Pick out the lines in the listing below that contain the word "ποταμῶν" and copy them.

[Dataset items]
** BEGIN **

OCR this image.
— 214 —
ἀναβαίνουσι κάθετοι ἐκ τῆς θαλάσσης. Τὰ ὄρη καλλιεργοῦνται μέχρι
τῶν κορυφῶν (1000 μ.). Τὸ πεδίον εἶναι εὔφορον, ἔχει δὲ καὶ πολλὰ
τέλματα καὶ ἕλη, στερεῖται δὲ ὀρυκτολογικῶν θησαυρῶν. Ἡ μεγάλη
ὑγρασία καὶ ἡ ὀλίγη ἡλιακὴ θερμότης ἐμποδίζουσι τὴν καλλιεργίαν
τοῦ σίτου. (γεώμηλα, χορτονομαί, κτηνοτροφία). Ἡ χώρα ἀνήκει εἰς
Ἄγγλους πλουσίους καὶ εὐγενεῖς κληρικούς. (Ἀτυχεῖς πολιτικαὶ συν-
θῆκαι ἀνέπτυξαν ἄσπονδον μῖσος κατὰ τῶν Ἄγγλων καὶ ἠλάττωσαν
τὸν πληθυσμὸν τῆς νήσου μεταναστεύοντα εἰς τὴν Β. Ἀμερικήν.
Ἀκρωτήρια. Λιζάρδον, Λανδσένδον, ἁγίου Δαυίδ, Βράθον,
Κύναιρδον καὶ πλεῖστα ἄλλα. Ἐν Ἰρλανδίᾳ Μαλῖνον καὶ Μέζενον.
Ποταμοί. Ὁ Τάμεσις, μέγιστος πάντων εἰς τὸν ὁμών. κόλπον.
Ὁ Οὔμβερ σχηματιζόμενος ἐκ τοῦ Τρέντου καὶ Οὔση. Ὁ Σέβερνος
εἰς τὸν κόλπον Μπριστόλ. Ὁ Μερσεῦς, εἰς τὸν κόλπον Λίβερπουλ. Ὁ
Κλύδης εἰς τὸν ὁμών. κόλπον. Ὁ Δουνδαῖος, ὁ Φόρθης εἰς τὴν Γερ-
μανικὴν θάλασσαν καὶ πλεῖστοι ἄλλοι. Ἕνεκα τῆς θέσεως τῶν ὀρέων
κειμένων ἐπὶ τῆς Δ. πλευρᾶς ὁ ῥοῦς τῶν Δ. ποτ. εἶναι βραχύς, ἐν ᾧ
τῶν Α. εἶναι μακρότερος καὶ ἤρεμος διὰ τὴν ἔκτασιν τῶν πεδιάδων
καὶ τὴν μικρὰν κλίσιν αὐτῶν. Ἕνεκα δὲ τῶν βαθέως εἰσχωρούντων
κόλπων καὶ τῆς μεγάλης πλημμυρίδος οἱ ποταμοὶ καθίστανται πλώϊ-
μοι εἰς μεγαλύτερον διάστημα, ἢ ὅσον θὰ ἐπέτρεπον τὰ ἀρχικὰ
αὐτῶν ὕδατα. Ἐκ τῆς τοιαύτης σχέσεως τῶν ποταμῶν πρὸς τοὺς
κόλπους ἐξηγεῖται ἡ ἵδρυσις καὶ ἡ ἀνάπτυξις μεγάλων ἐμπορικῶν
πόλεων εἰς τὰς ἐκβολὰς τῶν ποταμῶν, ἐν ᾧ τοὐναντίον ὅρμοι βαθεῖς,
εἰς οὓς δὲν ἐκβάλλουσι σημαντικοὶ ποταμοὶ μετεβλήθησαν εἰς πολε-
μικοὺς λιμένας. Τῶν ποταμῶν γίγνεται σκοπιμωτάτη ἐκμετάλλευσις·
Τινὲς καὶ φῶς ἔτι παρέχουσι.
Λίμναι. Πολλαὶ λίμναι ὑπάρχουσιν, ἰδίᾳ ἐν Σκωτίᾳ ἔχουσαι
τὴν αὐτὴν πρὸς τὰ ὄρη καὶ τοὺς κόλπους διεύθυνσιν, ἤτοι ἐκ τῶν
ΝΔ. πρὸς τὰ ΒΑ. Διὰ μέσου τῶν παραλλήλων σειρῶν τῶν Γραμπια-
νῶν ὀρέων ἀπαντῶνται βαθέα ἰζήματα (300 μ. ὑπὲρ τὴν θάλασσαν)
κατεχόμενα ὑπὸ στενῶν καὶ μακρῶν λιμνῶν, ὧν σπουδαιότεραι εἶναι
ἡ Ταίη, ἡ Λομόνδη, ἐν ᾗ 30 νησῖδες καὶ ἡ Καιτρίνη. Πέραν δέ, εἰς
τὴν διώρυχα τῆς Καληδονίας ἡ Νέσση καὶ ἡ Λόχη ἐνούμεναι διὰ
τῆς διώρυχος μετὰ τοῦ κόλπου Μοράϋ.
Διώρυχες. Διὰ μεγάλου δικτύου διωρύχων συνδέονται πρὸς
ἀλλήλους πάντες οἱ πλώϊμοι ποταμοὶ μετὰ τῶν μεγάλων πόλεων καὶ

** END **

- [ANSWER TO THIS TASK]:
αὐτῶν ὕδατα. Ἐκ τῆς τοιαύτης σχέσεως τῶν ποταμῶν πρὸς τοὺς
πόλεων εἰς τὰς ἐκβολὰς τῶν ποταμῶν, ἐν ᾧ τοὐναντίον ὅρμοι βαθεῖς,
μικοὺς λιμένας. Τῶν ποταμῶν γίγνεται σκοπιμωτάτη ἐκμετάλλευσις·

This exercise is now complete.